Your goal
For the entries that follow, state how many lines include the word "icon", giving the number and nothing else.

Working data
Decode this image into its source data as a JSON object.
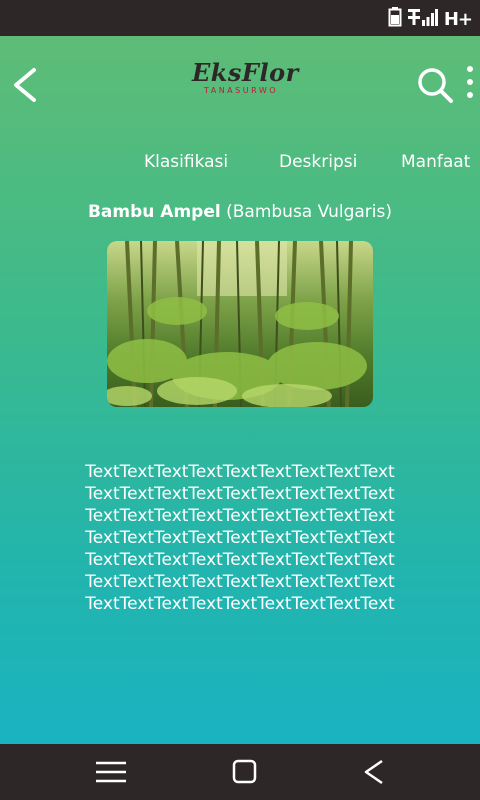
{
  "status_bar": {
    "battery_icon": "battery-icon",
    "signal_icon": "signal-icon",
    "network": "H+"
  },
  "header": {
    "back_icon": "back-arrow-icon",
    "logo_text": "EksFlor",
    "logo_subtext": "TANASURWO",
    "search_icon": "search-icon",
    "menu_icon": "overflow-menu-icon"
  },
  "tabs": [
    {
      "label": "Klasifikasi"
    },
    {
      "label": "Deskripsi"
    },
    {
      "label": "Manfaat"
    }
  ],
  "plant": {
    "common_name": "Bambu Ampel",
    "scientific_name": "(Bambusa Vulgaris)"
  },
  "description": {
    "lines": [
      "TextTextTextTextTextTextTextTextText",
      "TextTextTextTextTextTextTextTextText",
      "TextTextTextTextTextTextTextTextText",
      "TextTextTextTextTextTextTextTextText",
      "TextTextTextTextTextTextTextTextText",
      "TextTextTextTextTextTextTextTextText",
      "TextTextTextTextTextTextTextTextText"
    ]
  },
  "nav_bar": {
    "menu_icon": "hamburger-menu-icon",
    "home_icon": "home-icon",
    "back_icon": "back-icon"
  },
  "colors": {
    "gradient_top": "#5ebc76",
    "gradient_bottom": "#1ab3c1",
    "bar_background": "#2d2827",
    "logo_accent": "#c0183b"
  }
}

Task response
8